- The task -
How many lines of the data include the string "Work"? State the number and nothing else.

• • •

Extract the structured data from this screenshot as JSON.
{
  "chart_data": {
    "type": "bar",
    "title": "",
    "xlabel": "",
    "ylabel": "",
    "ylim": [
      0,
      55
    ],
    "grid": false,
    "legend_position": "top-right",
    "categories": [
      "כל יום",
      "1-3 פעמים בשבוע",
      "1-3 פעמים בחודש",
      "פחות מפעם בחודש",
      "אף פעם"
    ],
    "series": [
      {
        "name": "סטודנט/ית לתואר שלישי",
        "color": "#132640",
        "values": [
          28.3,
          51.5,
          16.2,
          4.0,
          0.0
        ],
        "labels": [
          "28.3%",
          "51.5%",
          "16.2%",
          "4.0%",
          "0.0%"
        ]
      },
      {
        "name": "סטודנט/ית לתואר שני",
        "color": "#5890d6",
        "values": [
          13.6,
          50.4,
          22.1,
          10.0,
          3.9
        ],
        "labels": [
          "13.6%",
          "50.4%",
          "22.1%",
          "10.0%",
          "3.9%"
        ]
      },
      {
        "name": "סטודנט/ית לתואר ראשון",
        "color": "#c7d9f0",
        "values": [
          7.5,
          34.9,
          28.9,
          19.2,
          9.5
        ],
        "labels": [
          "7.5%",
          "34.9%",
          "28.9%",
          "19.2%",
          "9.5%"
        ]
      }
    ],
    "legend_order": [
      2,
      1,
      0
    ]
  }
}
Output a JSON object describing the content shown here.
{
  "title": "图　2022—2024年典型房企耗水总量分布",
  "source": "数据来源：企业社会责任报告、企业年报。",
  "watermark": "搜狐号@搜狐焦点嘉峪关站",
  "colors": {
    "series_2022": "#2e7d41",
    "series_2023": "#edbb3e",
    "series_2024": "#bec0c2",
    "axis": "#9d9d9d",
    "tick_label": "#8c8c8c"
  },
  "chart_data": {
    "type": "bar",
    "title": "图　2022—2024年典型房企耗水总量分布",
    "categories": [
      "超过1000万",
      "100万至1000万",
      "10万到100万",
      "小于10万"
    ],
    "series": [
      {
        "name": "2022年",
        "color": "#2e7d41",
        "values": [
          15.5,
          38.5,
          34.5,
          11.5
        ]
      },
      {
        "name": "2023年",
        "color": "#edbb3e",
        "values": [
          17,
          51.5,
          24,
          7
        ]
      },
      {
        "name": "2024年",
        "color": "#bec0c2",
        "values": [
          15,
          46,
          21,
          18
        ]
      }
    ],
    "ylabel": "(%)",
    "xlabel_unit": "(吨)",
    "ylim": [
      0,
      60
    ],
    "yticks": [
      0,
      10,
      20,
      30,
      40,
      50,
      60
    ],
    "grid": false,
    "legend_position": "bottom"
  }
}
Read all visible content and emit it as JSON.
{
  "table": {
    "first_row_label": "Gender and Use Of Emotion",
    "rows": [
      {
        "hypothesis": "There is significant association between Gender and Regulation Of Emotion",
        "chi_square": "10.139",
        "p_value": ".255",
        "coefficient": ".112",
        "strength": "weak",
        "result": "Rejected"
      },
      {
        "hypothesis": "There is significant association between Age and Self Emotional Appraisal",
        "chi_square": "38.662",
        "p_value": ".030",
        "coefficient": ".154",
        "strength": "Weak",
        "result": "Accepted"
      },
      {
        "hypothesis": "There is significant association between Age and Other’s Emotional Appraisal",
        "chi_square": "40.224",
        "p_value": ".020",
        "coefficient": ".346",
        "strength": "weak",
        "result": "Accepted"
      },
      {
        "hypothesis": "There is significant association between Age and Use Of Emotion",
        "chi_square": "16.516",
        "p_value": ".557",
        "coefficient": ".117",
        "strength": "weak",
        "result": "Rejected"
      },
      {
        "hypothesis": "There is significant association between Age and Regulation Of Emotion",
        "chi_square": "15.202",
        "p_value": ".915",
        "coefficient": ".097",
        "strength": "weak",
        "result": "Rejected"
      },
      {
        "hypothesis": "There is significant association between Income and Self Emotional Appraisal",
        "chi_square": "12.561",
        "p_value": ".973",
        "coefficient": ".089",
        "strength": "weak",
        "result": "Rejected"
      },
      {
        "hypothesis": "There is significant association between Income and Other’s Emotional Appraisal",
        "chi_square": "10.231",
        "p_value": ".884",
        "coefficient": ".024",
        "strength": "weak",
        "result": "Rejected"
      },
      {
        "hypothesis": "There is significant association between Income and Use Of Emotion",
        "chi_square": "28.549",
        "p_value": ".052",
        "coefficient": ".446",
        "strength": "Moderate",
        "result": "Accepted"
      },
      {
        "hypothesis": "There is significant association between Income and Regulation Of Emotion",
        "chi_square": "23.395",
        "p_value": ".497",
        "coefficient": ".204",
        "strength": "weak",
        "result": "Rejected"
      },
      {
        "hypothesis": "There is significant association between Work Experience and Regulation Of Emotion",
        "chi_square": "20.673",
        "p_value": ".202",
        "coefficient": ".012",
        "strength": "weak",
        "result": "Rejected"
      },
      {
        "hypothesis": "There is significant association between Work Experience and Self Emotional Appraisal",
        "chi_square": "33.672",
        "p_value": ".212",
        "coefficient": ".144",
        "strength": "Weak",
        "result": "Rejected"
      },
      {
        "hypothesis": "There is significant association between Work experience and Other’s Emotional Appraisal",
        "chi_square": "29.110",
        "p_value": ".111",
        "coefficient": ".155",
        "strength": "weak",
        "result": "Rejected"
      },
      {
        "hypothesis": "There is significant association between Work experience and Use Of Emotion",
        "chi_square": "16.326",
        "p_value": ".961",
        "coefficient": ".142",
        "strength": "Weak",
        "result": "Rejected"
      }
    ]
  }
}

• • •

- Answer to the exercise -
4